* INSTRUCTIONS FOR THE TASK
Drop all images and give the records again exactly.

* Entries taken from a collection

________________

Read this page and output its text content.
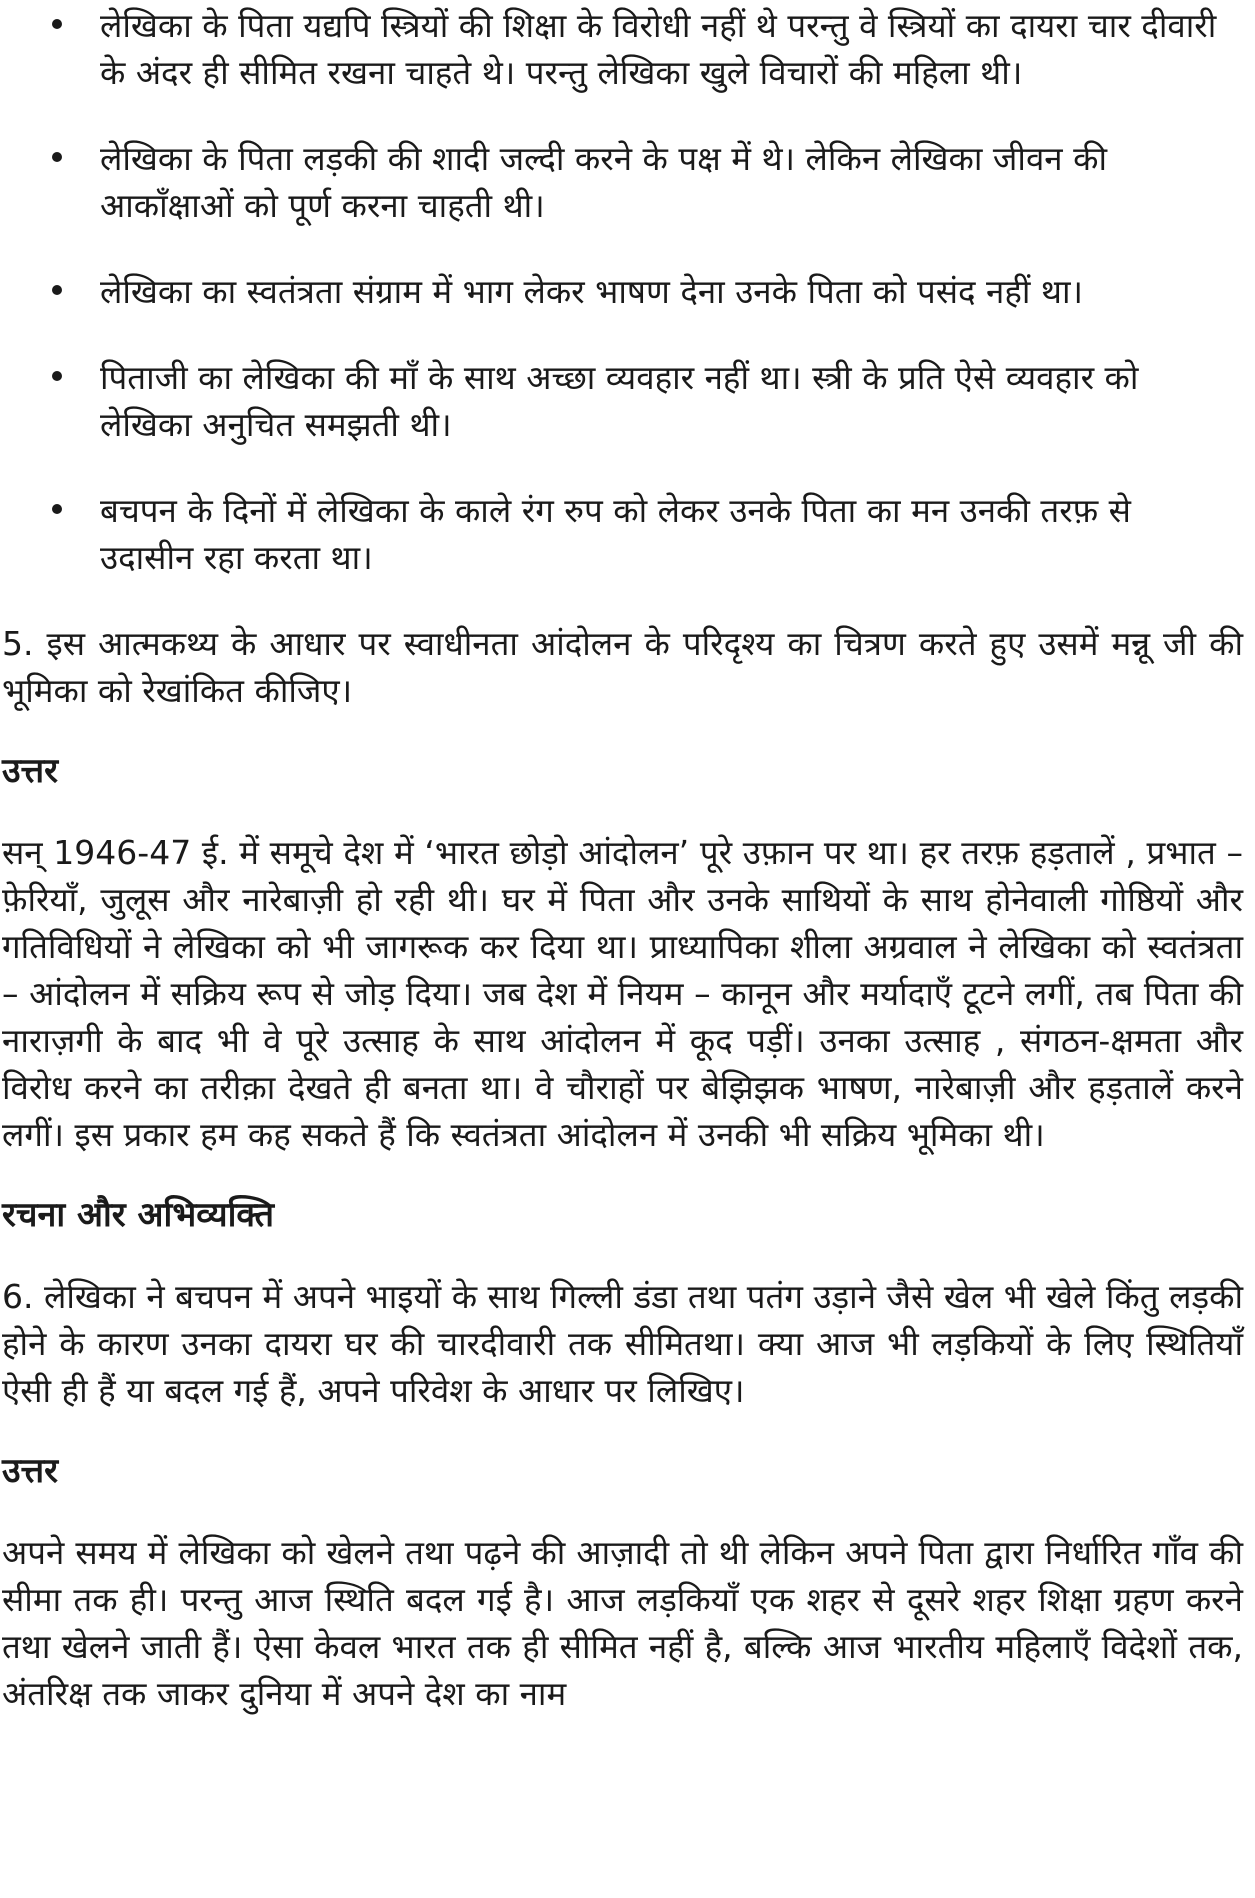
लेखिका के पिता यद्यपि स्त्रियों की शिक्षा के विरोधी नहीं थे परन्तु वे स्त्रियों का दायरा चार दीवारी के अंदर ही सीमित रखना चाहते थे। परन्तु लेखिका खुले विचारों की महिला थी।
लेखिका के पिता लड़की की शादी जल्दी करने के पक्ष में थे। लेकिन लेखिका जीवन की आकाँक्षाओं को पूर्ण करना चाहती थी।
लेखिका का स्वतंत्रता संग्राम में भाग लेकर भाषण देना उनके पिता को पसंद नहीं था।
पिताजी का लेखिका की माँ के साथ अच्छा व्यवहार नहीं था। स्त्री के प्रति ऐसे व्यवहार को लेखिका अनुचित समझती थी।
बचपन के दिनों में लेखिका के काले रंग रुप को लेकर उनके पिता का मन उनकी तरफ़ से उदासीन रहा करता था।

5. इस आत्मकथ्य के आधार पर स्वाधीनता आंदोलन के परिदृश्य का चित्रण करते हुए उसमें मन्नू जी की भूमिका को रेखांकित कीजिए।

उत्तर

सन् 1946-47 ई. में समूचे देश में ‘भारत छोड़ो आंदोलन’ पूरे उफ़ान पर था। हर तरफ़ हड़तालें , प्रभात – फ़ेरियाँ, जुलूस और नारेबाज़ी हो रही थी। घर में पिता और उनके साथियों के साथ होनेवाली गोष्ठियों और गतिविधियों ने लेखिका को भी जागरूक कर दिया था। प्राध्यापिका शीला अग्रवाल ने लेखिका को स्वतंत्रता – आंदोलन में सक्रिय रूप से जोड़ दिया। जब देश में नियम – कानून और मर्यादाएँ टूटने लगीं, तब पिता की नाराज़गी के बाद भी वे पूरे उत्साह के साथ आंदोलन में कूद पड़ीं। उनका उत्साह , संगठन-क्षमता और विरोध करने का तरीक़ा देखते ही बनता था। वे चौराहों पर बेझिझक भाषण, नारेबाज़ी और हड़तालें करने लगीं। इस प्रकार हम कह सकते हैं कि स्वतंत्रता आंदोलन में उनकी भी सक्रिय भूमिका थी।

रचना और अभिव्यक्ति

6. लेखिका ने बचपन में अपने भाइयों के साथ गिल्ली डंडा तथा पतंग उड़ाने जैसे खेल भी खेले किंतु लड़की होने के कारण उनका दायरा घर की चारदीवारी तक सीमितथा। क्या आज भी लड़कियों के लिए स्थितियाँ ऐसी ही हैं या बदल गई हैं, अपने परिवेश के आधार पर लिखिए।

उत्तर

अपने समय में लेखिका को खेलने तथा पढ़ने की आज़ादी तो थी लेकिन अपने पिता द्वारा निर्धारित गाँव की सीमा तक ही। परन्तु आज स्थिति बदल गई है। आज लड़कियाँ एक शहर से दूसरे शहर शिक्षा ग्रहण करने तथा खेलने जाती हैं। ऐसा केवल भारत तक ही सीमित नहीं है, बल्कि आज भारतीय महिलाएँ विदेशों तक, अंतरिक्ष तक जाकर दुनिया में अपने देश का नाम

________________

* REPLY TO THE EXERCISE
Read this page and output its text content.
लेखिका के पिता यद्यपि स्त्रियों की शिक्षा के विरोधी नहीं थे परन्तु वे स्त्रियों का दायरा चार दीवारी के अंदर ही सीमित रखना चाहते थे। परन्तु लेखिका खुले विचारों की महिला थी।
लेखिका के पिता लड़की की शादी जल्दी करने के पक्ष में थे। लेकिन लेखिका जीवन की आकाँक्षाओं को पूर्ण करना चाहती थी।
लेखिका का स्वतंत्रता संग्राम में भाग लेकर भाषण देना उनके पिता को पसंद नहीं था।
पिताजी का लेखिका की माँ के साथ अच्छा व्यवहार नहीं था। स्त्री के प्रति ऐसे व्यवहार को लेखिका अनुचित समझती थी।
बचपन के दिनों में लेखिका के काले रंग रुप को लेकर उनके पिता का मन उनकी तरफ़ से उदासीन रहा करता था।

5. इस आत्मकथ्य के आधार पर स्वाधीनता आंदोलन के परिदृश्य का चित्रण करते हुए उसमें मन्नू जी की भूमिका को रेखांकित कीजिए।

उत्तर

सन् 1946-47 ई. में समूचे देश में ‘भारत छोड़ो आंदोलन’ पूरे उफ़ान पर था। हर तरफ़ हड़तालें , प्रभात – फ़ेरियाँ, जुलूस और नारेबाज़ी हो रही थी। घर में पिता और उनके साथियों के साथ होनेवाली गोष्ठियों और गतिविधियों ने लेखिका को भी जागरूक कर दिया था। प्राध्यापिका शीला अग्रवाल ने लेखिका को स्वतंत्रता – आंदोलन में सक्रिय रूप से जोड़ दिया। जब देश में नियम – कानून और मर्यादाएँ टूटने लगीं, तब पिता की नाराज़गी के बाद भी वे पूरे उत्साह के साथ आंदोलन में कूद पड़ीं। उनका उत्साह , संगठन-क्षमता और विरोध करने का तरीक़ा देखते ही बनता था। वे चौराहों पर बेझिझक भाषण, नारेबाज़ी और हड़तालें करने लगीं। इस प्रकार हम कह सकते हैं कि स्वतंत्रता आंदोलन में उनकी भी सक्रिय भूमिका थी।

रचना और अभिव्यक्ति

6. लेखिका ने बचपन में अपने भाइयों के साथ गिल्ली डंडा तथा पतंग उड़ाने जैसे खेल भी खेले किंतु लड़की होने के कारण उनका दायरा घर की चारदीवारी तक सीमितथा। क्या आज भी लड़कियों के लिए स्थितियाँ ऐसी ही हैं या बदल गई हैं, अपने परिवेश के आधार पर लिखिए।

उत्तर

अपने समय में लेखिका को खेलने तथा पढ़ने की आज़ादी तो थी लेकिन अपने पिता द्वारा निर्धारित गाँव की सीमा तक ही। परन्तु आज स्थिति बदल गई है। आज लड़कियाँ एक शहर से दूसरे शहर शिक्षा ग्रहण करने तथा खेलने जाती हैं। ऐसा केवल भारत तक ही सीमित नहीं है, बल्कि आज भारतीय महिलाएँ विदेशों तक, अंतरिक्ष तक जाकर दुनिया में अपने देश का नाम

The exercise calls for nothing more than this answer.